What is needed: How many lines of the material below contain the string "data"? Reply with the number alone.
++++
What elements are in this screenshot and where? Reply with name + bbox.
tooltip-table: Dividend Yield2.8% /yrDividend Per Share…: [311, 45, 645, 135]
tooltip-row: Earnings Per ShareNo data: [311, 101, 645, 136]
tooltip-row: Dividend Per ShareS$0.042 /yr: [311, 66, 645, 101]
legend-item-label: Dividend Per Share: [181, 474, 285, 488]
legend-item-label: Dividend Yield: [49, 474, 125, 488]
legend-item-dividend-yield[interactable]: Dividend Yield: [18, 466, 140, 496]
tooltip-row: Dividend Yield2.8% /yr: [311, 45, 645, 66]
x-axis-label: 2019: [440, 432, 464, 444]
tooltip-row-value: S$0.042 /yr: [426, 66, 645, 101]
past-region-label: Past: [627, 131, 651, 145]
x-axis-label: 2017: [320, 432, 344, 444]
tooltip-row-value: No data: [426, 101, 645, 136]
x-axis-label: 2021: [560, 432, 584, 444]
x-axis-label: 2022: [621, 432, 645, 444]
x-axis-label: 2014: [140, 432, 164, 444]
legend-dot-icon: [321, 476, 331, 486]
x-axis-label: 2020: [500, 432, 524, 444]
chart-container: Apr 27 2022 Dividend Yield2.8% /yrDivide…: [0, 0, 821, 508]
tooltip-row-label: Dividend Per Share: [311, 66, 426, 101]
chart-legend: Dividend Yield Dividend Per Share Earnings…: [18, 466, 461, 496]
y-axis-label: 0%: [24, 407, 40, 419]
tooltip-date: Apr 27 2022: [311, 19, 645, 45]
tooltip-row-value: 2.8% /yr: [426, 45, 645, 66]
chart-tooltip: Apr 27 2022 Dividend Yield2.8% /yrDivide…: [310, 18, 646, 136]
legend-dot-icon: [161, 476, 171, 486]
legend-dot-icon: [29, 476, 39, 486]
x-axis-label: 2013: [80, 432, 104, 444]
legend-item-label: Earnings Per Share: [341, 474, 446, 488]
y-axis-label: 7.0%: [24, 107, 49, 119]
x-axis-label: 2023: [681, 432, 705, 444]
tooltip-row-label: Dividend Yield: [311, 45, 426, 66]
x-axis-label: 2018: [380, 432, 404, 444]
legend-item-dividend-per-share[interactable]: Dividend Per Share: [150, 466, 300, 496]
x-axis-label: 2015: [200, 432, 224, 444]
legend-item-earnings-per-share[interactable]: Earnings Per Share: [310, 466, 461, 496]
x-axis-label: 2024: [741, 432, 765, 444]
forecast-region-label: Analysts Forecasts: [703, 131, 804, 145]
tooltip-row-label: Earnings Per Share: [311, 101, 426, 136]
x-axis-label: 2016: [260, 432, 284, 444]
++++
Output for this exercise: 2